**STATED PROBLEM 1:** From the passage below on the union's request for Customs Service crediting plans, list every position whose crediting plans were sought, with its grade designation.
**STATED PROBLEM 2:** Write what comes next in the passage below on the union's request for Customs Service crediting plans, starting after its last sentence.

**EXCERPTED PASSAGE:**
The seven positions are Senior Inspector (GS-1899-11), Import Specialist Team Leader (GS-1889-12), Customs Patrol Officer (GS-1884-9), Entry Level Customs Inspector (GS-1899-5), Entry Level Import Specialist (GS-1889-5), Entry Level Customs Patrol Officer (GS-1884-5), and Customs Warehouse Officer (GS-1845-4/5/6).

For example, a crediting plan for the position of Customs Inspector, obtained by appellant in 1979 from the Miami, Florida office of USCS, asks evaluators to rate the applicant's "ability to interpret and apply laws and regulations" as either excellent, good, moderate, limited or poor. The plan gives "typical examples" of factors in an applicant's background that would support each rating, such as a baccalaureate degree (indicative of excellent ability) or experience in a "position which required [the] applicant to obtain and apply technical information" (indicative of good ability). Joint Appendix (J.A.) at 75.

By letters dated April 20, 1982, NTEU, which represents USCS employees, filed FOLA requests with the regional commissioners of all nine regions of the Service seeking access to the crediting plans used to evaluate the seven positions in question. After pursuing its administrative remedies, NTEU received the Service's final decisions on November 10, 1982, announcing that nineteen plans would be withheld and forty-four released with substantial redactions. The agency's decision was claimed to be based on section 552(b)(2) of the FOIA, under which information "related solely to the internal personnel rules and practices of an agency" is exempt from disclosure. NTEU brought an action to challenge these denials, but the District Court dismissed the suit upon USCS's motion for summary judgment, 602 F. Supp. 469 (1984). That decision is now before us for review.

Prior to making its decision, Customs sought and received guidance from the Office of Personnel Management.

Although USCS also relied on exemption (b)(5) (intra-agency memoranda), appellee's motion for summary judgment and the District Court decision granting that motion relied entirely on exemption (b)(2) to justify the agency's denial of access.

**DATA LINES:**

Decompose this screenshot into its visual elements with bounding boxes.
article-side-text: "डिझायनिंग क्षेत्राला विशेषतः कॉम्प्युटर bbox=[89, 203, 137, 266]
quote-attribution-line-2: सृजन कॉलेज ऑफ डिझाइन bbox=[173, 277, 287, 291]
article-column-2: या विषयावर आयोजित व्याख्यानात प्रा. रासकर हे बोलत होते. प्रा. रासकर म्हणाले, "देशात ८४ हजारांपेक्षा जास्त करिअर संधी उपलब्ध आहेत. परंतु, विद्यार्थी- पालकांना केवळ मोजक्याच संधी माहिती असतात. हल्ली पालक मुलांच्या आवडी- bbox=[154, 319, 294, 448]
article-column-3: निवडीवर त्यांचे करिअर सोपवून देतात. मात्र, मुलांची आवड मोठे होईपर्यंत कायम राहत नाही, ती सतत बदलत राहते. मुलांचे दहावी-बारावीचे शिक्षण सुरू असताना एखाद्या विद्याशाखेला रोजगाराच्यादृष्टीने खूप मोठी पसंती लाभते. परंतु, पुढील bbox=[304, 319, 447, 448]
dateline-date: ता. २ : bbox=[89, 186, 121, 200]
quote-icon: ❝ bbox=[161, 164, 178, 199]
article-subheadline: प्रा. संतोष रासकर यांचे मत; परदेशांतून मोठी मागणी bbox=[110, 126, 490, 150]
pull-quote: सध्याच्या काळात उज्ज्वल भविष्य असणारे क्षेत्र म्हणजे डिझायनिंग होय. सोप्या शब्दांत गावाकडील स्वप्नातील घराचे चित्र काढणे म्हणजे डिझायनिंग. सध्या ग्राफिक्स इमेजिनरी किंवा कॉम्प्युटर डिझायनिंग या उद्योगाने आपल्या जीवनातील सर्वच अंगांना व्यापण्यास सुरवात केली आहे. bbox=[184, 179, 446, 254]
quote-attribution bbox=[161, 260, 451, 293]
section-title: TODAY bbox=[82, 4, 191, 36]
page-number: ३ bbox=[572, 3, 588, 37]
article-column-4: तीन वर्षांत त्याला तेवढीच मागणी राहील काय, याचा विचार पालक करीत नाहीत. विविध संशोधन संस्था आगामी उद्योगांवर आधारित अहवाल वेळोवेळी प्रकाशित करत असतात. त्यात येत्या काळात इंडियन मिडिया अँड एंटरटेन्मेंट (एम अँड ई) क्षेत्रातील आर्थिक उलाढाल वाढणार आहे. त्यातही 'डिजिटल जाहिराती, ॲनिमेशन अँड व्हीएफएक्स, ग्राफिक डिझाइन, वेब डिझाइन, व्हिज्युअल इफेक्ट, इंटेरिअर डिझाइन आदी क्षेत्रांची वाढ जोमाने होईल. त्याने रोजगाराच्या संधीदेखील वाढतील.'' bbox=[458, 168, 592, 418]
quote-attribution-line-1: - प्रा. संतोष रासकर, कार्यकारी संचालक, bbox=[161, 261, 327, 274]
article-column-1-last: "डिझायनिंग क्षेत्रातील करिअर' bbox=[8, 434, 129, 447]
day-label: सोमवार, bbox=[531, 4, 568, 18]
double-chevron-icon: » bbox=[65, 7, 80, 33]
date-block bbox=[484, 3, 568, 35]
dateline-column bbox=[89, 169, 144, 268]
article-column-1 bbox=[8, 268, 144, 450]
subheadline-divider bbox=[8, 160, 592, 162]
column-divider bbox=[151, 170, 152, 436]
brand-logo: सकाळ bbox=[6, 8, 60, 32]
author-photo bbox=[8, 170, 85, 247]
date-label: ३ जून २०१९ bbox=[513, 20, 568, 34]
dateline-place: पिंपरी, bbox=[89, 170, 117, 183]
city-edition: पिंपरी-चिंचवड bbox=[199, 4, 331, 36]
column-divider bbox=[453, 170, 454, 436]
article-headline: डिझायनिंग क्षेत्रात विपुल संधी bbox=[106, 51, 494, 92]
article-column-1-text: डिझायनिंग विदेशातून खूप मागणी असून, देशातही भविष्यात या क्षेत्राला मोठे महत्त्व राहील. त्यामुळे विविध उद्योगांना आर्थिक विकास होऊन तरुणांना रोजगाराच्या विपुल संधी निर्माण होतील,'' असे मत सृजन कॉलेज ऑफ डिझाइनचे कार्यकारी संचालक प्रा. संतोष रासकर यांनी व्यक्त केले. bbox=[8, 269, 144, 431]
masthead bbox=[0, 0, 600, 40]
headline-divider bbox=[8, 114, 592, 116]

**RESPONSE 1:**
- Senior Inspector (GS-1899-11)
- Import Specialist Team Leader (GS-1889-12)
- Customs Patrol Officer (GS-1884-9)
- Entry Level Customs Inspector (GS-1899-5)
- Entry Level Import Specialist (GS-1889-5)
- Entry Level Customs Patrol Officer (GS-1884-5)
- Customs Warehouse Officer (GS-1845-4/5/6)

**RESPONSE 2:**
NTEU's cross-motion for summary judgment was denied.

I

Appellants first contend that the affidavits submitted to the District Court were conclusory and did not "describe the documents and the justifications for nondisclosure with reasonably specific detail," Military Audit Project v. Casey, 656 F.2d 724, 738 (D.C. Cir. 1981), and therefore cannot support a grant of summary judgment under the rule of Vaughn v. Rosen, 484 F.2d 820 (D.C. Cir. 1973), cert. denied, 415 U.S. 977, 94 S.Ct. 1564, 39 L.Ed.2d 873 (1974). The index required by Vaughn is designed to permit adequate adversary testing of the agency's claimed right to an exemption. Mead Data Central v. United States Department of Air Force, 566 F.2d 242, 251 (D.C. Cir. 1977); Vaughn, 484 F.2d at 828. A claim of exemption will be honored when the agency meets its burden of showing that the withheld records are actually of such a character as to fit one or more of the section 552(b) exemptions. Shaw v. FBI, 749 F.2d 58, 61 (D.C. Cir. 1984).

An adversary cannot challenge, and a court cannot review, the agency's claim of exemption without (1) an adequate description of the records; (2) a plain statement of the exemptions relied upon to withhold each record; and (3) arguments that relate the documents to the claimed exemption. A Vaughn index directly addresses the first two elements and enables a court to consider the parties' contentions.

Upon its review of the agency affidavits, the District Court concluded that they were adequate to satisfy the requirements of Vaughn. We see no reason for disagreeing with that conclusion. The issues in this case were relatively simple and straightforward. All of the documents were withheld under a single exemption. Compare Vaughn, 484 F.2d at 827-28. The documents, while numerous, were all of the same general type and all had the same purpose. The agency's theory regarding each crediting plan was the same: that disclosure would compromise the fairness and reliability of the promotion process and thus have the effect of circumventing agency efforts designed to protect that process.

More specifically, the deleted material was described as either (1) "qualifying language used in each criteria to evaluate the experience claimed by each candidate" or (2) specific "examples of experience under each criteria" which the agency considered relevant to its rating. These descriptions, when read together with those portions of the crediting plans that were disclosed, provide facts sufficient to sustain a meaningful adversarial process, and they appropriately enabled the District Court to go on to consider whether the described documents qualify as exempt under section 552(b)(2). See, e.g., Military Audit Project, 656 F.2d at 738; Baez v. United States Department of Justice, 647 F.2d 1328, 1335 (D.C. Cir. 1980).

Affidavit of B. James Fritz. J.A. at 47.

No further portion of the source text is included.